Answer with one number: the count of lines in this material that hold the word "color".
═════ Exercise data ═════
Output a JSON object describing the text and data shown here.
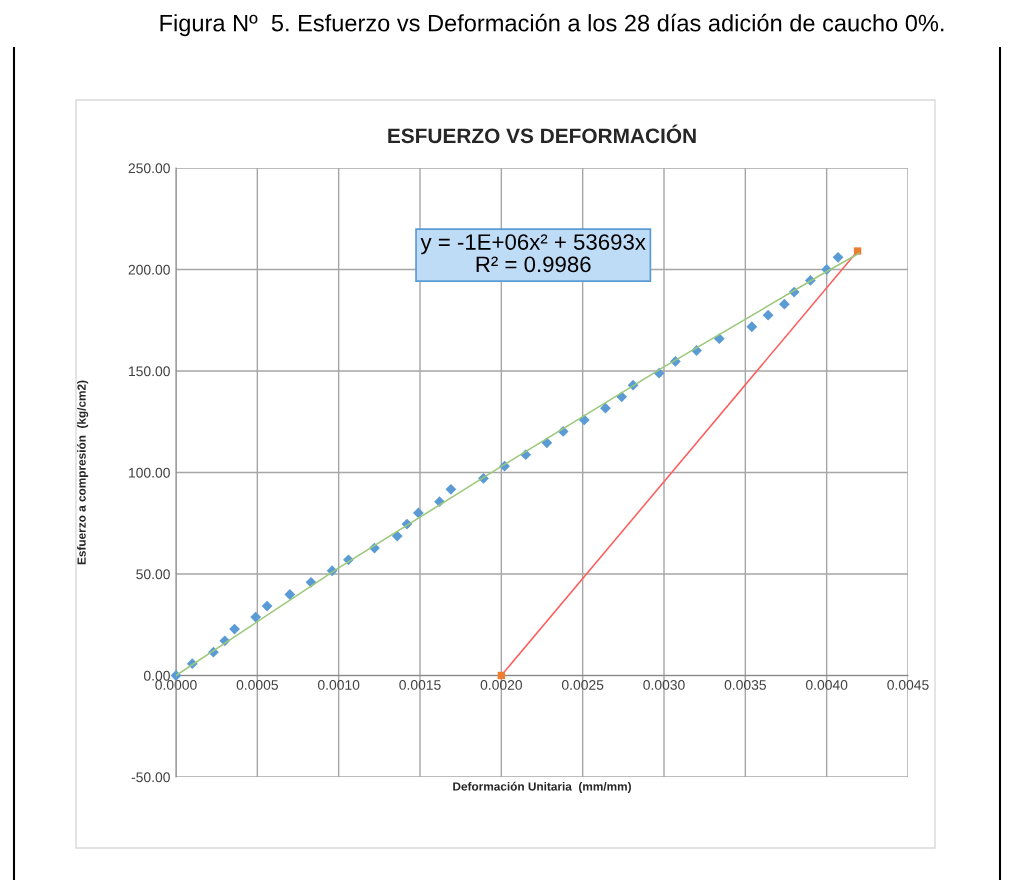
{
  "chart_data": {
    "type": "scatter",
    "title": "ESFUERZO VS DEFORMACIÓN",
    "xlabel": "Deformación Unitaria  (mm/mm)",
    "ylabel": "Esfuerzo a compresión  (kg/cm2)",
    "annotations": [
      "Figura Nº  5. Esfuerzo vs Deformación a los 28 días adición de caucho 0%.",
      "y = -1E+06x² + 53693x\nR² = 0.9986"
    ],
    "series": [
      {
        "type": "line",
        "color": "#ff5b5b",
        "marker": "none",
        "line_style": "solid",
        "x": [
          0.002,
          0.00419
        ],
        "values": [
          0,
          209.1
        ]
      },
      {
        "color": "#ed7d31",
        "marker": "square",
        "x": [
          0.002,
          0.00419
        ],
        "values": [
          0,
          209.1
        ]
      },
      {
        "color": "#5b9bd5",
        "marker": "diamond",
        "x": [
          0,
          0.0001,
          0.00023,
          0.0003,
          0.00036,
          0.00049,
          0.00056,
          0.0007,
          0.00083,
          0.00096,
          0.00106,
          0.00122,
          0.00136,
          0.00142,
          0.00149,
          0.00162,
          0.00169,
          0.00189,
          0.00202,
          0.00215,
          0.00228,
          0.00238,
          0.00251,
          0.00264,
          0.00274,
          0.00281,
          0.00297,
          0.00307,
          0.0032,
          0.00334,
          0.00354,
          0.00364,
          0.00374,
          0.0038,
          0.0039,
          0.004,
          0.00407
        ],
        "values": [
          0,
          5.8,
          11.5,
          17.1,
          22.9,
          28.8,
          34.2,
          39.9,
          45.9,
          51.6,
          57.0,
          62.8,
          68.7,
          74.6,
          80.1,
          85.6,
          91.7,
          97.1,
          103.1,
          108.8,
          114.6,
          120.2,
          125.9,
          131.7,
          137.3,
          143.0,
          148.9,
          154.7,
          160.1,
          165.9,
          171.8,
          177.5,
          182.9,
          188.9,
          194.6,
          200.0,
          206.0
        ]
      },
      {
        "type": "line",
        "color": "#9bc87a",
        "marker": "none",
        "line_style": "solid",
        "x": [
          0,
          0.001,
          0.002,
          0.003,
          0.004,
          0.0042
        ],
        "values": [
          0,
          53,
          103,
          152,
          199,
          208
        ]
      }
    ],
    "xlim": [
      0,
      0.0045
    ],
    "ylim": [
      -50,
      250
    ],
    "xticks": [
      {
        "value": 0,
        "label": "0.0000"
      },
      {
        "value": 0.0005,
        "label": "0.0005"
      },
      {
        "value": 0.001,
        "label": "0.0010"
      },
      {
        "value": 0.0015,
        "label": "0.0015"
      },
      {
        "value": 0.002,
        "label": "0.0020"
      },
      {
        "value": 0.0025,
        "label": "0.0025"
      },
      {
        "value": 0.003,
        "label": "0.0030"
      },
      {
        "value": 0.0035,
        "label": "0.0035"
      },
      {
        "value": 0.004,
        "label": "0.0040"
      },
      {
        "value": 0.0045,
        "label": "0.0045"
      }
    ],
    "yticks": [
      {
        "value": -50,
        "label": "-50.00"
      },
      {
        "value": 0,
        "label": "0.00"
      },
      {
        "value": 50,
        "label": "50.00"
      },
      {
        "value": 100,
        "label": "100.00"
      },
      {
        "value": 150,
        "label": "150.00"
      },
      {
        "value": 200,
        "label": "200.00"
      },
      {
        "value": 250,
        "label": "250.00"
      }
    ],
    "grid": true
  }
}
═════
(Exercise result): 4